Within the Nova Brasilândia belt, U-Pb SHRIMP zircon ages of ca. 1120 Ma were produced by Santos et al. (2000). Moreover, Rizzotto et al. (2002) constrained the age of this unit more by U-Pb zircon geochronology, dating some detrital zircon crystals (1215 Ma), deformed granite intrusions (1113 Ma), basic intrusions (1110 Ma), and posttectonic granites (1005 Ma). Subsequent granulite-facies metamorphism took place at 1.09 Ga with cooling through 920 Ma, as recorded by the U-Pb dating of monazite and titanite, as well as 40Ar/39Ar ages from hornblende and biotite, respectively (Tohver et al., 2004). In addition, some mafic lava flows within the Pacaás Novos basin in Rondonia were dated by the K-Ar method between 1000 and 1200 Ma (Teixeira and Tassinari, 1984), and more recently a mafic sill yielded a 40Ar/39Ar age of 1198 ± 3 Ma (igneous biotite; Tohver et al., 2002). A maximum age for the sedimentary sequence making up the upper section in the basin was obtained by Santos (2003) at 1050 Ma, based on U-Pb determinations on detrital zircon grains.

The Aguapeí intracontinental rift, or aulacogen (Saes, 1999), is a structure more than 500 km long, with NW-SE trend, located in Mato Grosso State, Brazil, along the Bolivian border (Fig. 4). It is made up by clastic sediments, gently folded and affected by low-grade metamorphism. Santos (2003) and Santos et al. (2005) presented U-Pb SHRIMP ages from detrital zircon grains, the youngest of which was of 1161 ± 27 Ma, placing an upper limit on the age of deposition of the sediments.

**Supplied entries:**
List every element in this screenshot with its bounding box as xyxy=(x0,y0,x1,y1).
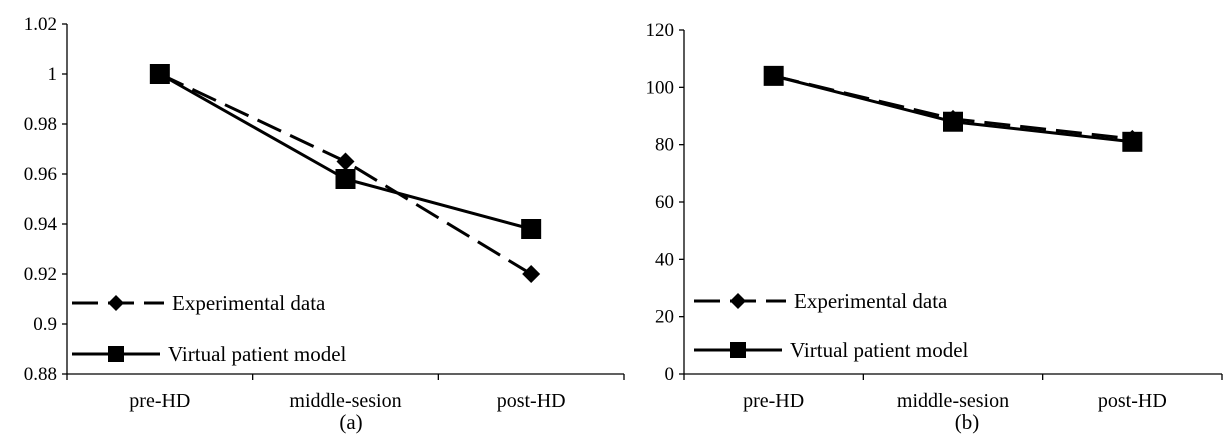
...
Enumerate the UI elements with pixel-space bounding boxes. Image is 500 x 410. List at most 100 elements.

**Exercise instructions:**
(a) Can you condense the paragraph of the geochronology text that begins "The Aguapeí intracontinental rift" into a short bulleted list that keeps its main facts?
(b) Would you duplicate the part of the geochronology text that opens with the words containing "The Aguapeí intracontinental" and closes with "of the sediments."?
The items play no part in what you need to do here.

**Outputs for the tasks:**
(a)
- The Aguapeí intracontinental rift, or aulacogen (Saes, 1999), is more than 500 km long and trends NW-SE.
- It lies in Mato Grosso State, Brazil, along the Bolivian border (Fig. 4).
- It consists of clastic sediments that are gently folded and affected by low-grade metamorphism.
- Santos (2003) and Santos et al. (2005) obtained U-Pb SHRIMP ages from detrital zircon grains. The youngest, 1161 ± 27 Ma, sets an upper limit on the age of deposition.

(b)
The Aguapeí intracontinental rift, or aulacogen (Saes, 1999), is a structure more than 500 km long, with NW-SE trend, located in Mato Grosso State, Brazil, along the Bolivian border (Fig. 4). It is made up by clastic sediments, gently folded and affected by low-grade metamorphism. Santos (2003) and Santos et al. (2005) presented U-Pb SHRIMP ages from detrital zircon grains, the youngest of which was of 1161 ± 27 Ma, placing an upper limit on the age of deposition of the sediments.